# Input rows
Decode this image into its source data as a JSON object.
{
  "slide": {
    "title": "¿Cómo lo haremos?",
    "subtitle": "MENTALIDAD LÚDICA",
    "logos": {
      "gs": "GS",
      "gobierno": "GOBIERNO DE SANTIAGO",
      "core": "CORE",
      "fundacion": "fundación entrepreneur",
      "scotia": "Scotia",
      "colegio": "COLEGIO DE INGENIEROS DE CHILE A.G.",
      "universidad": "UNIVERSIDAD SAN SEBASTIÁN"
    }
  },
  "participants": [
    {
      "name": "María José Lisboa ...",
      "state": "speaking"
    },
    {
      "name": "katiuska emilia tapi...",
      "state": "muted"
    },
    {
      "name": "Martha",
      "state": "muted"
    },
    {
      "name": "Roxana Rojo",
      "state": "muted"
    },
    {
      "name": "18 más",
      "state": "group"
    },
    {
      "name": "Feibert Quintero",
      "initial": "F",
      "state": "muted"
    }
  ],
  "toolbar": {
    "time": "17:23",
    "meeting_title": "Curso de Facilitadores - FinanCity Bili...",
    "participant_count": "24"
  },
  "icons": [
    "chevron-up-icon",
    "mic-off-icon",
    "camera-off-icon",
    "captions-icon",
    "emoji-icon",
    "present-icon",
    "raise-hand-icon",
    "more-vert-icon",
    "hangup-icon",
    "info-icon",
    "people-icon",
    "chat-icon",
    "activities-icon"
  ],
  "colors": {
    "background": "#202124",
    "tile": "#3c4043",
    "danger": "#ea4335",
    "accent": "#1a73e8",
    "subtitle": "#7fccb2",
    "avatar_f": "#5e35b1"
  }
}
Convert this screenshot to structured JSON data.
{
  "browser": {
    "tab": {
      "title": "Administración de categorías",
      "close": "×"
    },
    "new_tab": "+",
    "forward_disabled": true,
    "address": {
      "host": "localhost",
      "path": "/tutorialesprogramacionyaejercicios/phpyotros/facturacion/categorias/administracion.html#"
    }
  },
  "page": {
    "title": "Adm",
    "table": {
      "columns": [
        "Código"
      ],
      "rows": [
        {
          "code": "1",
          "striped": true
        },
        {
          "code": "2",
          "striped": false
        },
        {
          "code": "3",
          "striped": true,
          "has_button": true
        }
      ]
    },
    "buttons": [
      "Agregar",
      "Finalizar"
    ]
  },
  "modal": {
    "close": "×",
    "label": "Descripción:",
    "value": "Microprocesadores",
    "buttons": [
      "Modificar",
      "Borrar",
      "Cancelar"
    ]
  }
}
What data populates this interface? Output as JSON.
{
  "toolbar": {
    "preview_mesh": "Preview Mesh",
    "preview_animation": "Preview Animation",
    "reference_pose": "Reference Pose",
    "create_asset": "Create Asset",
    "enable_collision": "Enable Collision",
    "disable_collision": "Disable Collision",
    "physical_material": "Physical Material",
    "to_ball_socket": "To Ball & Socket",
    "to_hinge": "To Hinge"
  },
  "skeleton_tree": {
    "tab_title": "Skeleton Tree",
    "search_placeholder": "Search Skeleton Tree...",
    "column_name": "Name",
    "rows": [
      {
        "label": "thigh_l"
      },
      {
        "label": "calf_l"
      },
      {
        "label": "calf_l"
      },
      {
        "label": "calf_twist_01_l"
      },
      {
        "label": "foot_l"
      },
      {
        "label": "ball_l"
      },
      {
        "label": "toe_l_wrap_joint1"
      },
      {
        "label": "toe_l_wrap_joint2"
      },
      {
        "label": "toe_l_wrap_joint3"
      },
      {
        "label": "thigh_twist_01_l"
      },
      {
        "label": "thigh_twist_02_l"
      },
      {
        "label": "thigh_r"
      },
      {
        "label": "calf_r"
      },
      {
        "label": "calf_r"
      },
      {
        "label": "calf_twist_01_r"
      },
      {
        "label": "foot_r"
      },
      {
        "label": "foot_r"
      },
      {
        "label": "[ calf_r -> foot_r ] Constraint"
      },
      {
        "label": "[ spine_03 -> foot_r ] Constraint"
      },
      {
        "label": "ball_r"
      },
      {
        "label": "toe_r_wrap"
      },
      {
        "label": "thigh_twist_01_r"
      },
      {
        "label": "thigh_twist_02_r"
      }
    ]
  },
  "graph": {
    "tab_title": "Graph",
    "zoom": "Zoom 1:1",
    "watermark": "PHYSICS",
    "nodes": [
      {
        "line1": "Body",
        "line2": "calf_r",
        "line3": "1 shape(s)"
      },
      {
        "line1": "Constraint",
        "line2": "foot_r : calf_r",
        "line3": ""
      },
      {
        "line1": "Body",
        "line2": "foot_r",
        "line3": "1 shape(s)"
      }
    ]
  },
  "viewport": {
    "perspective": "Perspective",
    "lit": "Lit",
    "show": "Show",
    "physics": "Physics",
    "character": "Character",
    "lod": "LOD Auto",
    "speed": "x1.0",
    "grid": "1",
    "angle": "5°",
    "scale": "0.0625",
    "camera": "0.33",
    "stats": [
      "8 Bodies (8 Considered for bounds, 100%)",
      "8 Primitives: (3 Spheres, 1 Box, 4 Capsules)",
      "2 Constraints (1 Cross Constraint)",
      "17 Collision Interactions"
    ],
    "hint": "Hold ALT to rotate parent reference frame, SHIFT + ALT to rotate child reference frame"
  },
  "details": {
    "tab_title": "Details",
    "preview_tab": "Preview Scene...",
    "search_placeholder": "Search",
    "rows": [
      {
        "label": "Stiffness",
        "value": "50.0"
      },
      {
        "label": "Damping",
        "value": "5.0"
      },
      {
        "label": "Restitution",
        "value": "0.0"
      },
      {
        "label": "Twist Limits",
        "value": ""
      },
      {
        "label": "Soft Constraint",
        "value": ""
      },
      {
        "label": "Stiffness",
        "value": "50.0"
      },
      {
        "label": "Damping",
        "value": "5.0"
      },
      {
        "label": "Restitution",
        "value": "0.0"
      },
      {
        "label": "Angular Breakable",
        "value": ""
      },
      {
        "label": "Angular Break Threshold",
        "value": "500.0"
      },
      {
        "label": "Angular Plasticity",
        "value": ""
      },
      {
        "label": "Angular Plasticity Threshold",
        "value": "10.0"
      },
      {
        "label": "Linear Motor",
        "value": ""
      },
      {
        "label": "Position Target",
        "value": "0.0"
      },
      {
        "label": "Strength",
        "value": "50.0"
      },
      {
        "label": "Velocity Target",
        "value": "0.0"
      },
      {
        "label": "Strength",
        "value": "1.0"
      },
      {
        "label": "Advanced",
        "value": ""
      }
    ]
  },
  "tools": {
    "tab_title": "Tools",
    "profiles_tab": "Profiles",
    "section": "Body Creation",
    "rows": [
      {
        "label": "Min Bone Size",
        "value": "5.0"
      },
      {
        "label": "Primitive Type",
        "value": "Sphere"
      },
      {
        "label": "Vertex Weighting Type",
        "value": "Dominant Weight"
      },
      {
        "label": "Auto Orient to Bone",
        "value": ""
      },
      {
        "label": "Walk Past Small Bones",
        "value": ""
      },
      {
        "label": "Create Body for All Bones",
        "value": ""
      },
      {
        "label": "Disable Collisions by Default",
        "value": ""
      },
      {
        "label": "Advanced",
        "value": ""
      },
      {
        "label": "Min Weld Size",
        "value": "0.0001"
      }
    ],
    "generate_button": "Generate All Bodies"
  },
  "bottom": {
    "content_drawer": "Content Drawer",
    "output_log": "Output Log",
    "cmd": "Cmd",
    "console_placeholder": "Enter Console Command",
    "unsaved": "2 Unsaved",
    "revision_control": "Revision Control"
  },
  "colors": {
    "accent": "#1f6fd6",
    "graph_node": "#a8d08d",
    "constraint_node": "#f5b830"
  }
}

# Problem requirements
Select every line where the word "Size" occurs.

# Problem solution
        "label": "Min Bone Size",
        "label": "Min Weld Size",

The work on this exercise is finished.